"""
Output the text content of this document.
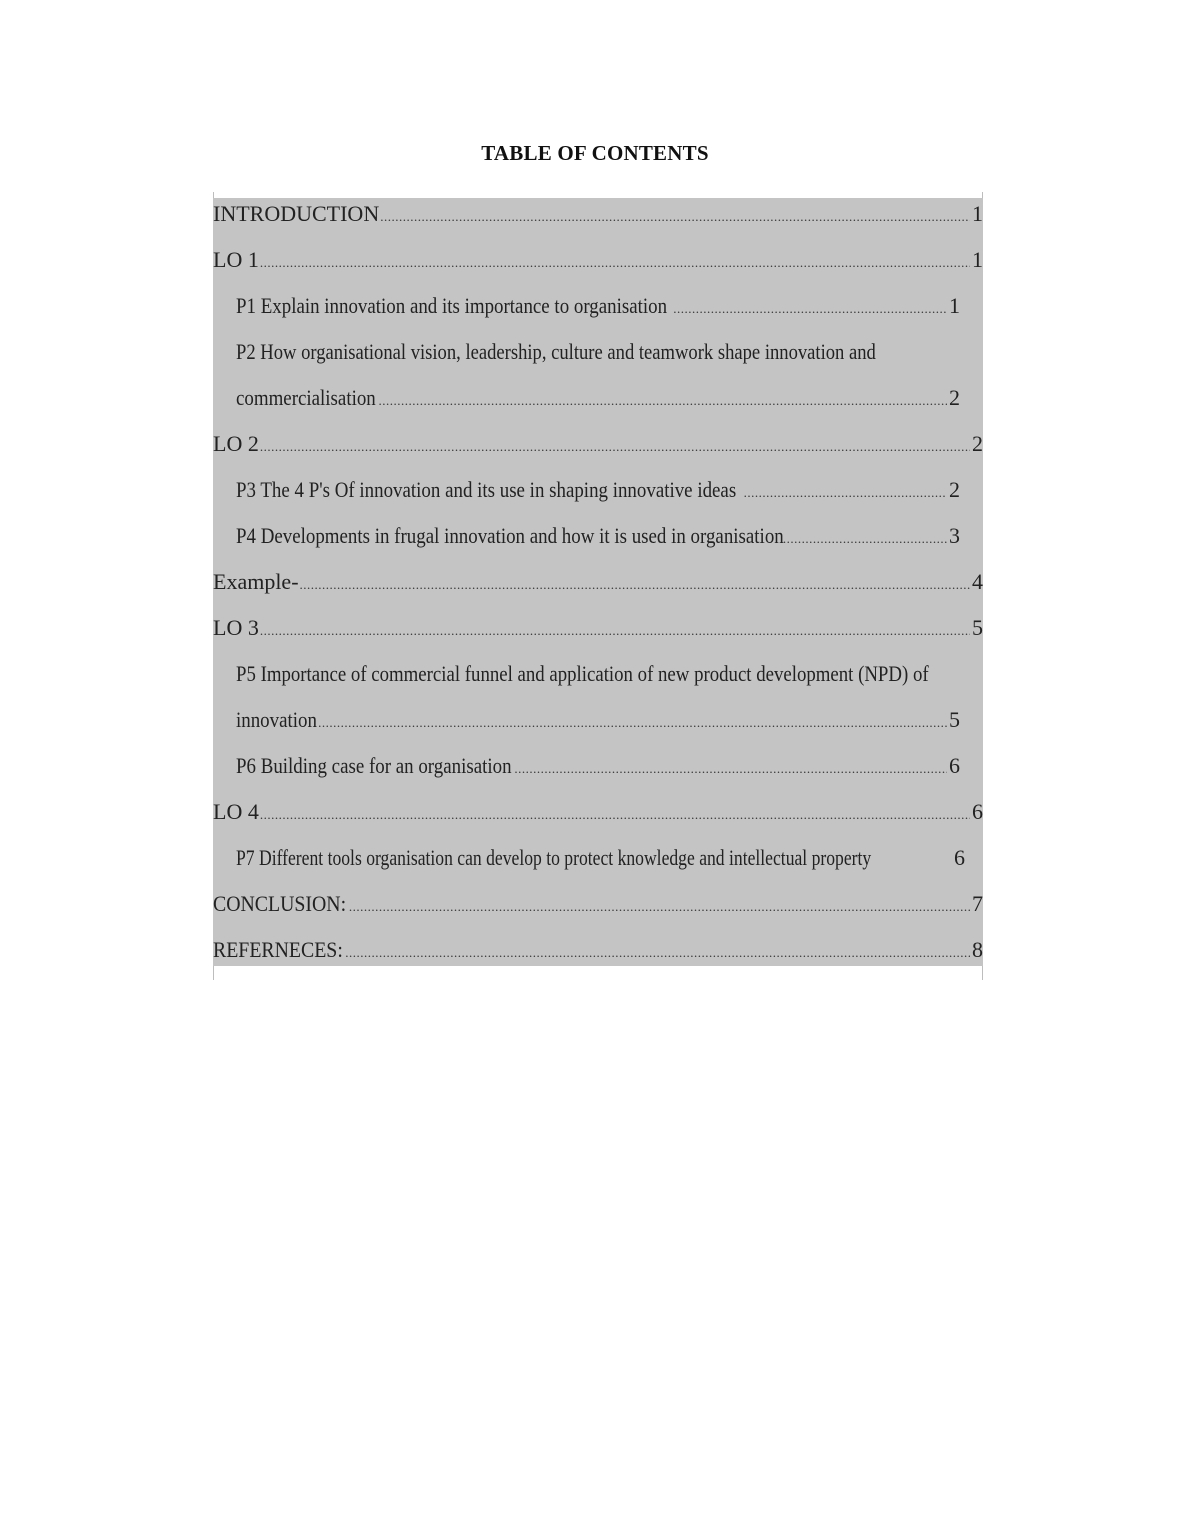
TABLE OF CONTENTS
INTRODUCTION .....	1
LO 1 .....	1
P1 Explain innovation and its importance to organisation .....	1
P2 How organisational vision, leadership, culture and teamwork shape innovation and
commercialisation .....	2
LO 2 .....	2
P3 The 4 P's Of innovation and its use in shaping innovative ideas .....	2
P4 Developments in frugal innovation and how it is used in organisation .....	3
Example- .....	4
LO 3 .....	5
P5 Importance of commercial funnel and application of new product development (NPD) of
innovation .....	5
P6 Building case for an organisation .....	6
LO 4 .....	6
P7 Different tools organisation can develop to protect knowledge and intellectual property	6
CONCLUSION: .....	7
REFERNECES: .....	8
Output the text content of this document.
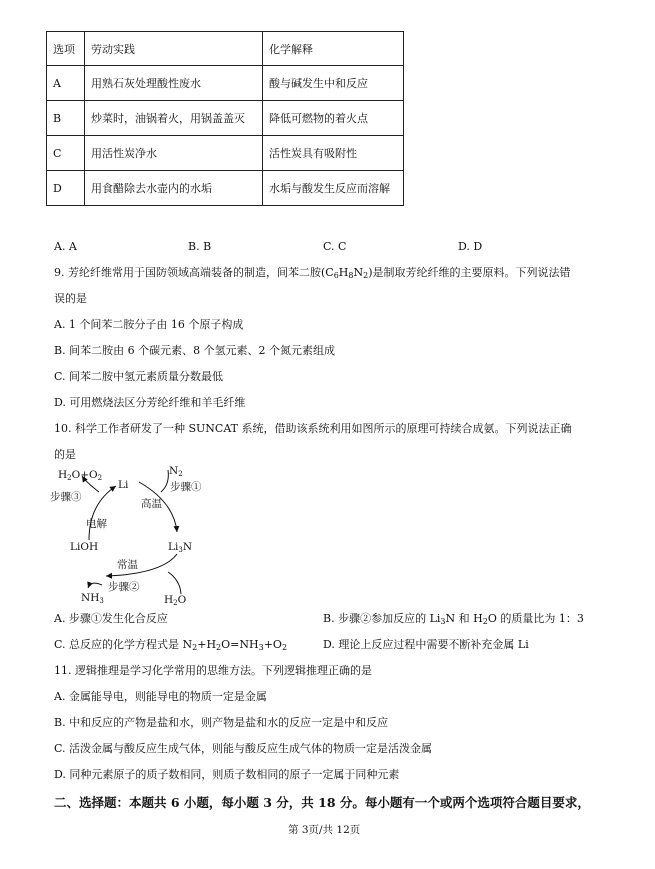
选项	劳动实践	化学解释
A	用熟石灰处理酸性废水	酸与碱发生中和反应
B	炒菜时，油锅着火，用锅盖盖灭	降低可燃物的着火点
C	用活性炭净水	活性炭具有吸附性
D	用食醋除去水壶内的水垢	水垢与酸发生反应而溶解
A. A	B. B	C. C	D. D
9. 芳纶纤维常用于国防领域高端装备的制造，间苯二胺$(C_6H_8N_2)$是制取芳纶纤维的主要原料。下列说法错
误的是
A. 1 个间苯二胺分子由 16 个原子构成
B. 间苯二胺由 6 个碳元素、8 个氢元素、2 个氮元素组成
C. 间苯二胺中氢元素质量分数最低
D. 可用燃烧法区分芳纶纤维和羊毛纤维
10. 科学工作者研发了一种 SUNCAT 系统，借助该系统利用如图所示的原理可持续合成氨。下列说法正确
的是
H2O+O2
Li
N2
步骤①
高温
步骤③
电解
LiOH	Li3N
常温
步骤②
NH3	H2O
A. 步骤①发生化合反应	B. 步骤②参加反应的 $Li_3N$ 和 $H_2O$ 的质量比为 1：3
C. 总反应的化学方程式是 $N_2+H_2O=NH_3+O_2$	D. 理论上反应过程中需要不断补充金属 Li
11. 逻辑推理是学习化学常用的思维方法。下列逻辑推理正确的是
A. 金属能导电，则能导电的物质一定是金属
B. 中和反应的产物是盐和水，则产物是盐和水的反应一定是中和反应
C. 活泼金属与酸反应生成气体，则能与酸反应生成气体的物质一定是活泼金属
D. 同种元素原子的质子数相同，则质子数相同的原子一定属于同种元素
二、选择题：本题共 6 小题，每小题 3 分，共 18 分。每小题有一个或两个选项符合题目要求，
第 3页/共 12页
"""
All the lines above are to be given again exactly as they read, with the pictures removed.

Solution for this problem ▸
Output the text content of this document.
TABLE OF CONTENTS
INTRODUCTION .....	1
LO 1 .....	1
P1 Explain innovation and its importance to organisation .....	1
P2 How organisational vision, leadership, culture and teamwork shape innovation and
commercialisation .....	2
LO 2 .....	2
P3 The 4 P's Of innovation and its use in shaping innovative ideas .....	2
P4 Developments in frugal innovation and how it is used in organisation .....	3
Example- .....	4
LO 3 .....	5
P5 Importance of commercial funnel and application of new product development (NPD) of
innovation .....	5
P6 Building case for an organisation .....	6
LO 4 .....	6
P7 Different tools organisation can develop to protect knowledge and intellectual property	6
CONCLUSION: .....	7
REFERNECES: .....	8
Output the text content of this document.
选项	劳动实践	化学解释
A	用熟石灰处理酸性废水	酸与碱发生中和反应
B	炒菜时，油锅着火，用锅盖盖灭	降低可燃物的着火点
C	用活性炭净水	活性炭具有吸附性
D	用食醋除去水壶内的水垢	水垢与酸发生反应而溶解
A. A	B. B	C. C	D. D
9. 芳纶纤维常用于国防领域高端装备的制造，间苯二胺$(C_6H_8N_2)$是制取芳纶纤维的主要原料。下列说法错
误的是
A. 1 个间苯二胺分子由 16 个原子构成
B. 间苯二胺由 6 个碳元素、8 个氢元素、2 个氮元素组成
C. 间苯二胺中氢元素质量分数最低
D. 可用燃烧法区分芳纶纤维和羊毛纤维
10. 科学工作者研发了一种 SUNCAT 系统，借助该系统利用如图所示的原理可持续合成氨。下列说法正确
的是
H2O+O2
Li
N2
步骤①
高温
步骤③
电解
LiOH	Li3N
常温
步骤②
NH3	H2O
A. 步骤①发生化合反应	B. 步骤②参加反应的 $Li_3N$ 和 $H_2O$ 的质量比为 1：3
C. 总反应的化学方程式是 $N_2+H_2O=NH_3+O_2$	D. 理论上反应过程中需要不断补充金属 Li
11. 逻辑推理是学习化学常用的思维方法。下列逻辑推理正确的是
A. 金属能导电，则能导电的物质一定是金属
B. 中和反应的产物是盐和水，则产物是盐和水的反应一定是中和反应
C. 活泼金属与酸反应生成气体，则能与酸反应生成气体的物质一定是活泼金属
D. 同种元素原子的质子数相同，则质子数相同的原子一定属于同种元素
二、选择题：本题共 6 小题，每小题 3 分，共 18 分。每小题有一个或两个选项符合题目要求，
第 3页/共 12页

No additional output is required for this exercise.